Stored records:

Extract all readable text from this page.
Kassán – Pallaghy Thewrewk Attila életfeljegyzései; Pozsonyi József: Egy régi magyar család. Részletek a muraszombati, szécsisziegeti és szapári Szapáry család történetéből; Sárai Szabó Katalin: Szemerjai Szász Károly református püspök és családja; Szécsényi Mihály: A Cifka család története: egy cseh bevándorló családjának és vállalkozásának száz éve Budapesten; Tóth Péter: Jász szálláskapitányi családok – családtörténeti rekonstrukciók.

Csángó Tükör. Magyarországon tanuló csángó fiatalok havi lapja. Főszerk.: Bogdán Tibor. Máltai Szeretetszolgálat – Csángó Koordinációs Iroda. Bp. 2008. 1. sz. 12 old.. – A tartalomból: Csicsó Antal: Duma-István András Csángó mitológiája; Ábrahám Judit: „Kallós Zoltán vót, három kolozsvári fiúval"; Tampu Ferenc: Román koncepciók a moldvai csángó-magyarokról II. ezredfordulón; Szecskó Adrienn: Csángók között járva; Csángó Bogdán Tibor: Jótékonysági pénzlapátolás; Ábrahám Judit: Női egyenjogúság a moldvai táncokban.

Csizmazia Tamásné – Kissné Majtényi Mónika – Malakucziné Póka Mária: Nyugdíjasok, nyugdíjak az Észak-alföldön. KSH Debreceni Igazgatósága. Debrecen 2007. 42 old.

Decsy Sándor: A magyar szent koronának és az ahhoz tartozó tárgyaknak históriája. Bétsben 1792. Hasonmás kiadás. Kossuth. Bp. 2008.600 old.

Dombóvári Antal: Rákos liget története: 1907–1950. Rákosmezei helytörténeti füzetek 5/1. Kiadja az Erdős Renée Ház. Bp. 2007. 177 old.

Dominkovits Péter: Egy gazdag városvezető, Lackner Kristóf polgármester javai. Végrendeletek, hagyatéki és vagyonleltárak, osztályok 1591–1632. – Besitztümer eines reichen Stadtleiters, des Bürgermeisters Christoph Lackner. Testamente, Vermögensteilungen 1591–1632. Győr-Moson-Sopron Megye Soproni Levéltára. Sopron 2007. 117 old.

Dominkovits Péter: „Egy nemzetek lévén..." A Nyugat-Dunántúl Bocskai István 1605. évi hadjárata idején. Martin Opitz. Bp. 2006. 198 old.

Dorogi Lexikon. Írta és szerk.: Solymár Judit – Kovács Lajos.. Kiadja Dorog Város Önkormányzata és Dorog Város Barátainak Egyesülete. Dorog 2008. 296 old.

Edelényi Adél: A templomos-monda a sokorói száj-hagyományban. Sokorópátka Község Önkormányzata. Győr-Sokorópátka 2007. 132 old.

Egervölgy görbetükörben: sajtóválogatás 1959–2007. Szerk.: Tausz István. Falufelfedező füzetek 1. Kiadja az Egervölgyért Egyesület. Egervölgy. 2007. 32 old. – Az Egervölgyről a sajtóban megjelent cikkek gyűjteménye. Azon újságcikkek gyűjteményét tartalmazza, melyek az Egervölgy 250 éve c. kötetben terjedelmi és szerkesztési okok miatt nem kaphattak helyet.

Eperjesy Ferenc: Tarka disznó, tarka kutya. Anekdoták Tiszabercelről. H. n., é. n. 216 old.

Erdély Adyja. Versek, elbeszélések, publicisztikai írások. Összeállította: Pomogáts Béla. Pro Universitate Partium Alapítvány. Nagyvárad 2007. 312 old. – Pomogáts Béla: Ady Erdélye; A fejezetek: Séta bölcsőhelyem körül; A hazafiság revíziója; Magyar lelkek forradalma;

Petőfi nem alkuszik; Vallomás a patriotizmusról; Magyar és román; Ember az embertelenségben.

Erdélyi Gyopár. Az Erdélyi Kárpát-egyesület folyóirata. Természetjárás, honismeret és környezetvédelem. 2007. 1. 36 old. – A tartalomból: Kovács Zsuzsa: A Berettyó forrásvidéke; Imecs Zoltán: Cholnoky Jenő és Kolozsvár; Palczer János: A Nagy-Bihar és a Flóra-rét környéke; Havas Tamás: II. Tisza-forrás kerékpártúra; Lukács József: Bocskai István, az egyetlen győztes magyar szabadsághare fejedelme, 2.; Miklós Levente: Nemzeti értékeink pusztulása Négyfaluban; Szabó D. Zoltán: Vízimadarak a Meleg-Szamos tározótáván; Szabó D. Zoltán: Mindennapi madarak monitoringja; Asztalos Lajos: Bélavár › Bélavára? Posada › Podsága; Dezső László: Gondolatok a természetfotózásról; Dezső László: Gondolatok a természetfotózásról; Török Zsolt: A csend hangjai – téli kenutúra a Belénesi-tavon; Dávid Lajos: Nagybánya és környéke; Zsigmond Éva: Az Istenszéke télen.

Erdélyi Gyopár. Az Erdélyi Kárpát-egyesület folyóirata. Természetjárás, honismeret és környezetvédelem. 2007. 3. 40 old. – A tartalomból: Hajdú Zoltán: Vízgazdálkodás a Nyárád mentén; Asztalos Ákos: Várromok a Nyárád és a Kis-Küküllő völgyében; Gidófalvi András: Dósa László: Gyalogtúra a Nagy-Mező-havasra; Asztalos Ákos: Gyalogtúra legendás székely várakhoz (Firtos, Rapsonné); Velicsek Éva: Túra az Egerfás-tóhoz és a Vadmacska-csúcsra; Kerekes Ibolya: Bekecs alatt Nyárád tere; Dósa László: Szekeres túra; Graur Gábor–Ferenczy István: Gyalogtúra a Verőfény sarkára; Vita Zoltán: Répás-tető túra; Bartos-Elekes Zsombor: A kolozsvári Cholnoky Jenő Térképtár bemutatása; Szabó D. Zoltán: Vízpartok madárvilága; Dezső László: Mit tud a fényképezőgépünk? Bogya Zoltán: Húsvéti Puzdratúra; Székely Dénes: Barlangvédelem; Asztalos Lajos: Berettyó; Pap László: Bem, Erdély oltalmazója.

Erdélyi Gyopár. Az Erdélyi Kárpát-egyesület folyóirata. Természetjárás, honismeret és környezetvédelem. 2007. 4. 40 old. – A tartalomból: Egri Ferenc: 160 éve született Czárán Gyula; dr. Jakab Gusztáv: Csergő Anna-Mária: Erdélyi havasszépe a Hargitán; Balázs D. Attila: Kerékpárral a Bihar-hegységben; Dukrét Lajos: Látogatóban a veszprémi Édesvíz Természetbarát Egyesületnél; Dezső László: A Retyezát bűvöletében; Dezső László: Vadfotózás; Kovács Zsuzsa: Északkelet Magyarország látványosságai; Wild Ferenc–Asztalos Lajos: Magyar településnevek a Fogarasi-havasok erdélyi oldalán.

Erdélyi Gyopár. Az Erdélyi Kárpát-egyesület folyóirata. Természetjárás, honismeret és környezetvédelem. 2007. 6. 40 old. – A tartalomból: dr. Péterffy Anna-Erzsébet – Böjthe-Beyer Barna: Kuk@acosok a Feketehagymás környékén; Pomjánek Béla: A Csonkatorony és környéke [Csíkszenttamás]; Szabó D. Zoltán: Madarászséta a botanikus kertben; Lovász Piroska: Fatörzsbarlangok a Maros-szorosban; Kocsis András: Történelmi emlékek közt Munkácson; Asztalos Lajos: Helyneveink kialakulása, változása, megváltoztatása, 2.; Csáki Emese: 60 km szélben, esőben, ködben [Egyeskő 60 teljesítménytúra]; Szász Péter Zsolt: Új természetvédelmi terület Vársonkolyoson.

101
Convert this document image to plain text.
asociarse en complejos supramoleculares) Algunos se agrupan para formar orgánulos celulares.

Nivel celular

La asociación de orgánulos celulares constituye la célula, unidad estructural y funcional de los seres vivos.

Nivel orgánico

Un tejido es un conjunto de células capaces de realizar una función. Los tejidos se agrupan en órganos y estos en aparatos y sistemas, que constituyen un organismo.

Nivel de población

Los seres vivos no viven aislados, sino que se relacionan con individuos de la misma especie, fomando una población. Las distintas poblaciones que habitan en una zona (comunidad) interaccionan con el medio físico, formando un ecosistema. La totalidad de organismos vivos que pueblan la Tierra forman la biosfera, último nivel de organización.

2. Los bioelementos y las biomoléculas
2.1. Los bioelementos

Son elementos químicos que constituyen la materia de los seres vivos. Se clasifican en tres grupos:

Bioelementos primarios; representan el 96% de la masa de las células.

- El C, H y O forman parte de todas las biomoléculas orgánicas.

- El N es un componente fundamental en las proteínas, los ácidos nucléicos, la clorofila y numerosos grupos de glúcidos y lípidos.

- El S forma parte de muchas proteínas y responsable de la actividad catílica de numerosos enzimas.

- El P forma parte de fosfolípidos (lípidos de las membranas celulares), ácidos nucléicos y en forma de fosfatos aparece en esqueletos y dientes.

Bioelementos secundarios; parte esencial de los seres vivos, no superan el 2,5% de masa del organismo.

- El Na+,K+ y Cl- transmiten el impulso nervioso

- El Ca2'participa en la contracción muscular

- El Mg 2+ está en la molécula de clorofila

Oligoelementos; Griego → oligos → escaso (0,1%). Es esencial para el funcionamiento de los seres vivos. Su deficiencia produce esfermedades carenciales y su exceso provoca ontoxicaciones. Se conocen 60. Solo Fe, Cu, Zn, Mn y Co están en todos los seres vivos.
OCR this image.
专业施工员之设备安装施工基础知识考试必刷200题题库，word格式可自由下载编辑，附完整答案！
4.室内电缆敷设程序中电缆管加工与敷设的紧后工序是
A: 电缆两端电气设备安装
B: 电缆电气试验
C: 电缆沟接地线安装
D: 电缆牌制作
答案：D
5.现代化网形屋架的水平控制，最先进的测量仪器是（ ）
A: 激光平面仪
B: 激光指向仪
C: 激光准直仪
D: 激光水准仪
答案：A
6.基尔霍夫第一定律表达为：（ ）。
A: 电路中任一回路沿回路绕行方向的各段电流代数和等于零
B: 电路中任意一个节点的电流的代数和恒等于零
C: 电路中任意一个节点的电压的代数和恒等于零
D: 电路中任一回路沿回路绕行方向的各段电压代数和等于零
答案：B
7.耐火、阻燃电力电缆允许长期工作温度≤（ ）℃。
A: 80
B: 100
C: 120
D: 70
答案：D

Task description: Gather all lines of the records that include the word "Önkormányzata".

Finished exercise:
Dorogi Lexikon. Írta és szerk.: Solymár Judit – Kovács Lajos.. Kiadja Dorog Város Önkormányzata és Dorog Város Barátainak Egyesülete. Dorog 2008. 296 old.
Edelényi Adél: A templomos-monda a sokorói száj-hagyományban. Sokorópátka Község Önkormányzata. Győr-Sokorópátka 2007. 132 old.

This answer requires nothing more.